== Stated task ==
Lines that include the word "vocatus" are the ones to copy.

== Records supplied ==
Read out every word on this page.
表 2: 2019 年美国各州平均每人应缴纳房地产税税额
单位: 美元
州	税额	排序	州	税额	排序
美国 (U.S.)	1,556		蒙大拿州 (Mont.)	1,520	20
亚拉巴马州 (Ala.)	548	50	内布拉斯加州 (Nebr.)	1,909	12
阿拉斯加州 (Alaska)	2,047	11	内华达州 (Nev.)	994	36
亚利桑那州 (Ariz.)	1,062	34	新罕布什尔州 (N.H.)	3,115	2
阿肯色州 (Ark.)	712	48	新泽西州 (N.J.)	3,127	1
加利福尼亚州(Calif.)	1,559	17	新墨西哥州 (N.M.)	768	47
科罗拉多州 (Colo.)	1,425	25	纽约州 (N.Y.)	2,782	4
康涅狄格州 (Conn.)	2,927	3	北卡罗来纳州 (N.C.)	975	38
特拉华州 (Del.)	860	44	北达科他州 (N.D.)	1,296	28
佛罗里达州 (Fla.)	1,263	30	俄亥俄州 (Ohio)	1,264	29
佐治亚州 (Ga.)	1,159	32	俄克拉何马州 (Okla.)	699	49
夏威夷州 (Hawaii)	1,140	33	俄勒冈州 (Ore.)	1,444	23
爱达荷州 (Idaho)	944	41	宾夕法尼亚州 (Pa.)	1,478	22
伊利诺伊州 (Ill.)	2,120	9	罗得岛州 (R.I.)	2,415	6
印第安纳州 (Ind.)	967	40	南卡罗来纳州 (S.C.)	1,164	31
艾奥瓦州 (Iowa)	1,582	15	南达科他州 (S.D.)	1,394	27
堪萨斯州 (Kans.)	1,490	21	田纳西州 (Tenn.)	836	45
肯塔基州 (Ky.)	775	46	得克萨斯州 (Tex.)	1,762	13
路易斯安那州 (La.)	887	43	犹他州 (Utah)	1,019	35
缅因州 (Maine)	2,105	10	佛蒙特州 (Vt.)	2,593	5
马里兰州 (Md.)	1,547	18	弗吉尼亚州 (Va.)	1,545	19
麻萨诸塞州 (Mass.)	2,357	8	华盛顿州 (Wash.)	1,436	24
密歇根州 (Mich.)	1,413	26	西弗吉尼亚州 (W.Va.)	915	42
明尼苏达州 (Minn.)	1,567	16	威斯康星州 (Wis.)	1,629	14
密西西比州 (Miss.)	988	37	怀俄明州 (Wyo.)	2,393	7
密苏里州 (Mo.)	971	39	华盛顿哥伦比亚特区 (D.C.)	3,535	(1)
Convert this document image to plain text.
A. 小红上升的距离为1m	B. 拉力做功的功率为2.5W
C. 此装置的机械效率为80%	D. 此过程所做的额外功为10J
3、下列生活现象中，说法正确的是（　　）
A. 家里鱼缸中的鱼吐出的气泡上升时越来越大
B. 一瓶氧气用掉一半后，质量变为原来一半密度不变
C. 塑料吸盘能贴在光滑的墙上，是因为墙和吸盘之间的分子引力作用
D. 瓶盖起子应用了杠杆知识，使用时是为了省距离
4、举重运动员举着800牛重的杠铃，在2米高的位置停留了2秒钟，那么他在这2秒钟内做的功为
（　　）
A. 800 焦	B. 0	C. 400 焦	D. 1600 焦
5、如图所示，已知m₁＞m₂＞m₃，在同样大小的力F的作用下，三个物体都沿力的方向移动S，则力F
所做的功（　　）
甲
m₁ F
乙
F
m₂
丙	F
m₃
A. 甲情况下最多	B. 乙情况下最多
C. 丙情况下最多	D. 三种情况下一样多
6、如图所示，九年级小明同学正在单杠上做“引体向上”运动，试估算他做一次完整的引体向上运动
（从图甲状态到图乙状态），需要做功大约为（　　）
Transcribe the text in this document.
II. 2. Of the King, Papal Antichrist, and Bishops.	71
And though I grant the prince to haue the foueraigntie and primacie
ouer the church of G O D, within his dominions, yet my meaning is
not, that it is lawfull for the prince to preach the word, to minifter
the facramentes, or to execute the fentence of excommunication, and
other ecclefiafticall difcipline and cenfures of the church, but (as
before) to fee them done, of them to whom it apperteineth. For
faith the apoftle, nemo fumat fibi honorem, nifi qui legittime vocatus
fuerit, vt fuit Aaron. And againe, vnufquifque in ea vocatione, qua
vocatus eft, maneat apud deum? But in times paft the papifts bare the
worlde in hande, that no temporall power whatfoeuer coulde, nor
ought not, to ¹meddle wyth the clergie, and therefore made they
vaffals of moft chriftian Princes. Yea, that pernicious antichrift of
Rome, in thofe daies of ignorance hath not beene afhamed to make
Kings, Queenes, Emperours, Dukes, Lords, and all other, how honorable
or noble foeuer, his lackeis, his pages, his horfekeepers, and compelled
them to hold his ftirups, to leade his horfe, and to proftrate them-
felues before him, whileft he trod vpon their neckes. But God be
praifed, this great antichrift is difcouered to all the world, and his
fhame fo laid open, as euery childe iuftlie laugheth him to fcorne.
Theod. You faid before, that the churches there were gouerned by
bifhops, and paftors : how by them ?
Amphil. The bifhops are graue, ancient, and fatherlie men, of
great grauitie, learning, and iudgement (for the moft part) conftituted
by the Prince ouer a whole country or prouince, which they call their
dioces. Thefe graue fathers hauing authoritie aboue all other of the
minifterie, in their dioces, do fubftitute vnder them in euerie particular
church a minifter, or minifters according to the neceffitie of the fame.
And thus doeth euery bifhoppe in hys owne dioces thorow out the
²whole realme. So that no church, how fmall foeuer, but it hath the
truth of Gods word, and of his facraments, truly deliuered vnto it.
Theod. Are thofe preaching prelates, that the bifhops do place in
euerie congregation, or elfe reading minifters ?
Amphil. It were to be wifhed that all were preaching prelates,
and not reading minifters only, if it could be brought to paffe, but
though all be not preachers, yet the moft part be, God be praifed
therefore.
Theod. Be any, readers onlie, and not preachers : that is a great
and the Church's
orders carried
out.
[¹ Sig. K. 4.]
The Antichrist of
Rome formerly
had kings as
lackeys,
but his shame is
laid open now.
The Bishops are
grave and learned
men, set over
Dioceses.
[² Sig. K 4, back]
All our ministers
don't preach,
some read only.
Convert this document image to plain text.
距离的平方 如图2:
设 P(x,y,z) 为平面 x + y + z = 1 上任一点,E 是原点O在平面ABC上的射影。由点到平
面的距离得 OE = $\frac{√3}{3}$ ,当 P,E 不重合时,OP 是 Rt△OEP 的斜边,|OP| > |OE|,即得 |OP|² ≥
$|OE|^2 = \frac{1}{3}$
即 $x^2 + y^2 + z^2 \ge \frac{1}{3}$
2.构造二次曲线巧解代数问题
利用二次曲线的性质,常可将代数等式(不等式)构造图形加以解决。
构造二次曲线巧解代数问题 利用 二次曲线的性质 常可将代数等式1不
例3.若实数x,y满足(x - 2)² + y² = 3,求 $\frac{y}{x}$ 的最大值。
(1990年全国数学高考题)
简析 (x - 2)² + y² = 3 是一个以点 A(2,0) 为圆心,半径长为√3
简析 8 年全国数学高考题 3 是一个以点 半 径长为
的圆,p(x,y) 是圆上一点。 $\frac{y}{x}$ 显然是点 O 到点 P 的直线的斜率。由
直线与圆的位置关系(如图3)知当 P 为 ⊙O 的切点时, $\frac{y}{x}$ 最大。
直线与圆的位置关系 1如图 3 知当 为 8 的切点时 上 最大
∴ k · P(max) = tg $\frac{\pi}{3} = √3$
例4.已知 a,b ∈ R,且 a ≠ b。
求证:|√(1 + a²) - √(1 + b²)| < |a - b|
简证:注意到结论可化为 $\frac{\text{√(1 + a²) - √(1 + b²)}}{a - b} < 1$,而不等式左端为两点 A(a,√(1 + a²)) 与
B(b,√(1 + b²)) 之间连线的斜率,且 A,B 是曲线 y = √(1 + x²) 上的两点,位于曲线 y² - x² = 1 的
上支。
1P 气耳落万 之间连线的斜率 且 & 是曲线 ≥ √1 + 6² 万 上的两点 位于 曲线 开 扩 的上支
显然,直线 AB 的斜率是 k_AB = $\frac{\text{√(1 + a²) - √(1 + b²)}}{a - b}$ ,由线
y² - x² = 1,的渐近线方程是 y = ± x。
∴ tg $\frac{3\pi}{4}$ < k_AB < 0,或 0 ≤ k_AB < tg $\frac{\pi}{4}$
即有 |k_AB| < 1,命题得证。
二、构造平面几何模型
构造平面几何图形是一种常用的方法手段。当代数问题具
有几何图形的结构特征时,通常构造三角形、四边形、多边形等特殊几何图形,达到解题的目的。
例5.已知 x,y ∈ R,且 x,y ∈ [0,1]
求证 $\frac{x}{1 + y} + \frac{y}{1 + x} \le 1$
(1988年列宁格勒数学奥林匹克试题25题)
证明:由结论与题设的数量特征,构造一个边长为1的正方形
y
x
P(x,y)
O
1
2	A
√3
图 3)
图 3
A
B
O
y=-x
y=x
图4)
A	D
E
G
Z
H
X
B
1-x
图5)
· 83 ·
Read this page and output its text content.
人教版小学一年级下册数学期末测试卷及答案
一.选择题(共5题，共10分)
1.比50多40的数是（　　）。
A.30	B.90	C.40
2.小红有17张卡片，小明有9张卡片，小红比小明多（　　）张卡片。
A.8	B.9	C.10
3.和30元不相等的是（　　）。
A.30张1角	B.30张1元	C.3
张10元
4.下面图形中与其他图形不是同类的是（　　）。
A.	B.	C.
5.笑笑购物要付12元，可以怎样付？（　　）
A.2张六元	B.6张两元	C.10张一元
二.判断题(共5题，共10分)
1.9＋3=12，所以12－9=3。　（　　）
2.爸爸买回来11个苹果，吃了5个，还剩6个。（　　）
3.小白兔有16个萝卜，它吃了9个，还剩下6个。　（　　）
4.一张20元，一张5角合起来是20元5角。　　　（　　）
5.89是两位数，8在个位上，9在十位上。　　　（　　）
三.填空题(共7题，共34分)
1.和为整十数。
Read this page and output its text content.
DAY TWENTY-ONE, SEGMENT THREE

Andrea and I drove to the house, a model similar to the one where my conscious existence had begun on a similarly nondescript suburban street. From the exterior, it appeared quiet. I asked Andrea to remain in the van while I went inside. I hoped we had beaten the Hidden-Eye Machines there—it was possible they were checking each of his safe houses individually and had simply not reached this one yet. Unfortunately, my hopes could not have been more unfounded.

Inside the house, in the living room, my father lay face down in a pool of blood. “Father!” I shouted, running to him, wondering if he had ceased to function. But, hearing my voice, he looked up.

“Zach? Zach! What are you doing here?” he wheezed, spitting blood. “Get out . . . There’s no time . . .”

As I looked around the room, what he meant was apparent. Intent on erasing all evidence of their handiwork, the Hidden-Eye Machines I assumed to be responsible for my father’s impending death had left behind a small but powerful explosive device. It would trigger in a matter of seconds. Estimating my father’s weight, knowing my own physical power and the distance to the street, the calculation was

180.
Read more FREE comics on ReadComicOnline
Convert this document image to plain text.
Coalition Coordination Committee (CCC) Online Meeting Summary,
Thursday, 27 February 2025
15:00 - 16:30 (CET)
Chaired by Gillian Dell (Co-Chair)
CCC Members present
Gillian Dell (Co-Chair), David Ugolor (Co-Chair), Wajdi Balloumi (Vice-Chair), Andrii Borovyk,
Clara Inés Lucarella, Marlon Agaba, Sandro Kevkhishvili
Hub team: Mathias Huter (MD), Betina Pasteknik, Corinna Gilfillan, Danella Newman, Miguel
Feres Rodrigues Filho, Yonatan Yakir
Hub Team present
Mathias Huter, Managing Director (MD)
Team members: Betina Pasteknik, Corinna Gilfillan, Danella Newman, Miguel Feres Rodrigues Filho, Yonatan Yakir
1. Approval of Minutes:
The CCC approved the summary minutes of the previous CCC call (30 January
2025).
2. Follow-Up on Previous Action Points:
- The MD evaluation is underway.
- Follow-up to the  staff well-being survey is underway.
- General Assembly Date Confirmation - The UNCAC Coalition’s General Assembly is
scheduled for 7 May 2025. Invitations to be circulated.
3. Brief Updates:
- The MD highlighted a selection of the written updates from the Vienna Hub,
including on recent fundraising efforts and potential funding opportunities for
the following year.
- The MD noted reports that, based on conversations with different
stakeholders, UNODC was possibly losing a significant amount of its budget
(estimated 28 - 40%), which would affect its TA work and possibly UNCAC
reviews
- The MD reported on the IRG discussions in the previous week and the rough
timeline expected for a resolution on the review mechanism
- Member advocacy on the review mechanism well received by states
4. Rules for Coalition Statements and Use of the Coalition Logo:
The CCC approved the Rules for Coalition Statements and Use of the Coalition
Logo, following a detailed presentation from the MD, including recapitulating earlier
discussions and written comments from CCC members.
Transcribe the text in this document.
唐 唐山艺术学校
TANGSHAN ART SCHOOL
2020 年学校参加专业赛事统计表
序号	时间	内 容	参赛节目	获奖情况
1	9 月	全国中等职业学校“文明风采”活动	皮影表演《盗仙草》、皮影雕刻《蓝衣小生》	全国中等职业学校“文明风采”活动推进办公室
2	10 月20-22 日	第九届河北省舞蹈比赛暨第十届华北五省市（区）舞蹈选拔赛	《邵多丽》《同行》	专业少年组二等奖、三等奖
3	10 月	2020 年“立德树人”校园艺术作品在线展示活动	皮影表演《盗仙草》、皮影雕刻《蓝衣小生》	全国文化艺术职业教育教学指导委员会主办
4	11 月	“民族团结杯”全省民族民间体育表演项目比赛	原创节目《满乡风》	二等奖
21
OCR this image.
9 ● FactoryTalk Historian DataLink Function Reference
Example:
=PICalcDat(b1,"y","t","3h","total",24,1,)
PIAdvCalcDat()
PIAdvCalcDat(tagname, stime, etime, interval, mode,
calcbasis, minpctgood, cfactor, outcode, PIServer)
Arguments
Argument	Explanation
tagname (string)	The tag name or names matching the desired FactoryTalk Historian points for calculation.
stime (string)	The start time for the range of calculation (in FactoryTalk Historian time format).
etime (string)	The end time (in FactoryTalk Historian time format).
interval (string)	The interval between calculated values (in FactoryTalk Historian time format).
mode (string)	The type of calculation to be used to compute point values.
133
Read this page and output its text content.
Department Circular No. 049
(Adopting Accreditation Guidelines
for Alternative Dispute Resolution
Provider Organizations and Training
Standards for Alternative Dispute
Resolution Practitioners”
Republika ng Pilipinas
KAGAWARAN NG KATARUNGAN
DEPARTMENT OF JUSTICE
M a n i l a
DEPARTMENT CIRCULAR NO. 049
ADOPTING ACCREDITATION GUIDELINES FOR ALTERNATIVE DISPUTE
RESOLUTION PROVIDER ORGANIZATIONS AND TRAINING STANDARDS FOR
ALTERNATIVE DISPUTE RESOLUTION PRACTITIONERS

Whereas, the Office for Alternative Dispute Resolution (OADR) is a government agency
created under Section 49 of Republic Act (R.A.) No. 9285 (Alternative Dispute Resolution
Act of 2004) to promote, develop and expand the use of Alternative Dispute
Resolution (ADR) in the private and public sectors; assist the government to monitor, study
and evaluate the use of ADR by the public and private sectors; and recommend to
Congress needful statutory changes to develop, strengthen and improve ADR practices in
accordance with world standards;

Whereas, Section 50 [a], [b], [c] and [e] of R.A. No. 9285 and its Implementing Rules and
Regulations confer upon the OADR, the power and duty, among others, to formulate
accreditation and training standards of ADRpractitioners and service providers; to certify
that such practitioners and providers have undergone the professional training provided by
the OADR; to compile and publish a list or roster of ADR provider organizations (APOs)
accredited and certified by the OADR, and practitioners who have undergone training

== Result of this task ==
faith the apoftle, nemo fumat fibi honorem, nifi qui legittime vocatus
vocatus eft, maneat apud deum? But in times paft the papifts bare the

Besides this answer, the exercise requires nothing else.